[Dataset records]
_ _ _ _

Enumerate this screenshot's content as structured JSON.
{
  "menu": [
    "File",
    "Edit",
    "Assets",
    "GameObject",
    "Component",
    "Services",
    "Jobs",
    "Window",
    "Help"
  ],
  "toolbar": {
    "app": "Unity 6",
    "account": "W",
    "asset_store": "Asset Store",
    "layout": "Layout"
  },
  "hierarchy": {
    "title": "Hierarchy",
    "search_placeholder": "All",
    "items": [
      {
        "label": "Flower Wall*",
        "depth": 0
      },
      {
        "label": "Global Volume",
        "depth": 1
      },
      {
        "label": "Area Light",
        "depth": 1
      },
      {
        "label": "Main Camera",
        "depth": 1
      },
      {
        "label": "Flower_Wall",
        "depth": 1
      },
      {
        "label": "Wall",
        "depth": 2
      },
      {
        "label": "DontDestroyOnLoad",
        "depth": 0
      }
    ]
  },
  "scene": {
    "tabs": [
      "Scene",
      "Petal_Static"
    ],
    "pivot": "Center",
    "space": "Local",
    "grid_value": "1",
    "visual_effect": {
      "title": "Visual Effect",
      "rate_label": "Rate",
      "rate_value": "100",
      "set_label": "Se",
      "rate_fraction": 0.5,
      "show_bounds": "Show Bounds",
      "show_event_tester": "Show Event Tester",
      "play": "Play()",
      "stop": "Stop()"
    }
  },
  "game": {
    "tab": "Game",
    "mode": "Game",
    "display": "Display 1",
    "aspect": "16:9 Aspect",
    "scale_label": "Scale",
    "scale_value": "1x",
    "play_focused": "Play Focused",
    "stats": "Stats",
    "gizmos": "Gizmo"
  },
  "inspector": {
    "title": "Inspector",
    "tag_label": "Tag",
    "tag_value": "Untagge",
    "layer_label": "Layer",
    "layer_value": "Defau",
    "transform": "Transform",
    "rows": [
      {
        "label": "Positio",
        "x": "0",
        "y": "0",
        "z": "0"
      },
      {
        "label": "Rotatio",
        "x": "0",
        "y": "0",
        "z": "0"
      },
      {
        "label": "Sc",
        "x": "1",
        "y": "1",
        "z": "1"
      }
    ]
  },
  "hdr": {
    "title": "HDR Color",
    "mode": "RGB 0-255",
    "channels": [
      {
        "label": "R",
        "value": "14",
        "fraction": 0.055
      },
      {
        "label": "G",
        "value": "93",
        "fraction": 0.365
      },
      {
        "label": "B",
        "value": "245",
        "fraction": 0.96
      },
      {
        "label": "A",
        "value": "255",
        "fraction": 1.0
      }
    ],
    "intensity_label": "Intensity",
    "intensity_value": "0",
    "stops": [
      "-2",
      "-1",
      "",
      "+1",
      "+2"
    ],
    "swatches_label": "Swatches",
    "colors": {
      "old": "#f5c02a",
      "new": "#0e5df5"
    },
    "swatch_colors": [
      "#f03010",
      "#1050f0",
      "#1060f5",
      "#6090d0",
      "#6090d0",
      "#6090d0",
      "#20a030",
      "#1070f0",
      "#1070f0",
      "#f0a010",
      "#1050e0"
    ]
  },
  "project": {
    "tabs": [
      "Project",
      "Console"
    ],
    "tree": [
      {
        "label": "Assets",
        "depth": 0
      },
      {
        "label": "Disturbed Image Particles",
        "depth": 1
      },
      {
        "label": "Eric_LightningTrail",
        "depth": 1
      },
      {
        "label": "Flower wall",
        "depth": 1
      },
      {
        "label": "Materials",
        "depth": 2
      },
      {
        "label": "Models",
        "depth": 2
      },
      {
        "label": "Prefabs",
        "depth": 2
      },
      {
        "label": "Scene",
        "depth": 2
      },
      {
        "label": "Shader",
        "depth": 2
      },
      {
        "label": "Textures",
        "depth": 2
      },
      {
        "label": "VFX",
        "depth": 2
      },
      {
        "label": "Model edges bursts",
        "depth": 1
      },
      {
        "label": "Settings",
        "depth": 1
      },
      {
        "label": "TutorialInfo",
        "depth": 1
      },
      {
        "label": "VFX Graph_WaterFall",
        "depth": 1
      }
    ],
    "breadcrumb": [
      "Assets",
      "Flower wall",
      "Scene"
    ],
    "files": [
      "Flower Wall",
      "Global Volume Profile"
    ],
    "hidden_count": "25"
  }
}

_ _ _ _

In the records above, find each line holding "Global" and copy it.

        "label": "Global Volume",
      "Global Volume Profile"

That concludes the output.